Problem to solve:
Reproduce all of the material below with every "joint" switched to "coupling", changing nothing else, and leave the pictures out.

Records supplied:
· · · · · · ·
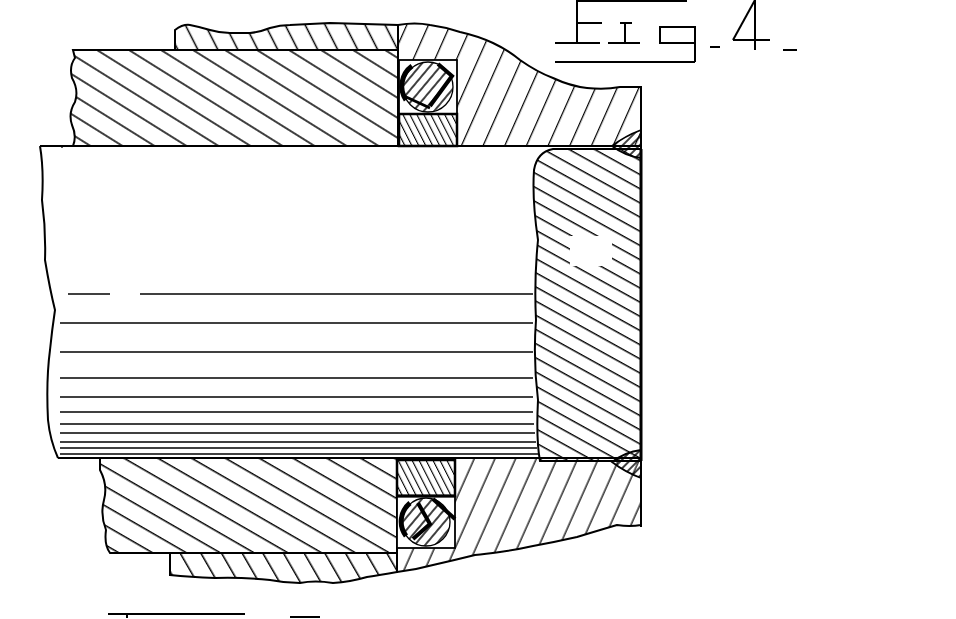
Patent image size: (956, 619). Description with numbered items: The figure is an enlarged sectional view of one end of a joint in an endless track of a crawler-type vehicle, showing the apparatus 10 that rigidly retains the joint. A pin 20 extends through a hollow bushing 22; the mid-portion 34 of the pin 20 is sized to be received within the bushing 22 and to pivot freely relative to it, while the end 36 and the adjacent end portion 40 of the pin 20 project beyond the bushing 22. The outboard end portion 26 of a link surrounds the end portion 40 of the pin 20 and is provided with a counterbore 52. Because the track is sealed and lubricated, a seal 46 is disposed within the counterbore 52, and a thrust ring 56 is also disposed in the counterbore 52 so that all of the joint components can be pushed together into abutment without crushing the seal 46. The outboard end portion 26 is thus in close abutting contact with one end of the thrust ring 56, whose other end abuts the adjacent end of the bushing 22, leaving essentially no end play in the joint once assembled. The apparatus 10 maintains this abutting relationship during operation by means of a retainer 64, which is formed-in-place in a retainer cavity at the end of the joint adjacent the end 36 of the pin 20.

The apparatus 10 is at (662, 452).
The pin 20 is at (78, 461).
The hollow bushing 22 is at (150, 65).
The outboard end portion 26 is at (607, 512).
The mid-portion 34 is at (63, 173).
The end 36 is at (640, 304).
The end portion 40 is at (610, 264).
The seal 46 is at (430, 550).
The counterbore 52 is at (457, 528).
The thrust ring 56 is at (421, 138).
The retainer 64 is at (654, 147).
· · · · · · ·
Solved exercise:
Patent image size: (956, 619). Description with numbered items: The figure is an enlarged sectional view of one end of a coupling in an endless track of a crawler-type vehicle, showing the apparatus 10 that rigidly retains the coupling. A pin 20 extends through a hollow bushing 22; the mid-portion 34 of the pin 20 is sized to be received within the bushing 22 and to pivot freely relative to it, while the end 36 and the adjacent end portion 40 of the pin 20 project beyond the bushing 22. The outboard end portion 26 of a link surrounds the end portion 40 of the pin 20 and is provided with a counterbore 52. Because the track is sealed and lubricated, a seal 46 is disposed within the counterbore 52, and a thrust ring 56 is also disposed in the counterbore 52 so that all of the coupling components can be pushed together into abutment without crushing the seal 46. The outboard end portion 26 is thus in close abutting contact with one end of the thrust ring 56, whose other end abuts the adjacent end of the bushing 22, leaving essentially no end play in the coupling once assembled. The apparatus 10 maintains this abutting relationship during operation by means of a retainer 64, which is formed-in-place in a retainer cavity at the end of the coupling adjacent the end 36 of the pin 20.

The apparatus 10 is at (662, 452).
The pin 20 is at (78, 461).
The hollow bushing 22 is at (150, 65).
The outboard end portion 26 is at (607, 512).
The mid-portion 34 is at (63, 173).
The end 36 is at (640, 304).
The end portion 40 is at (610, 264).
The seal 46 is at (430, 550).
The counterbore 52 is at (457, 528).
The thrust ring 56 is at (421, 138).
The retainer 64 is at (654, 147).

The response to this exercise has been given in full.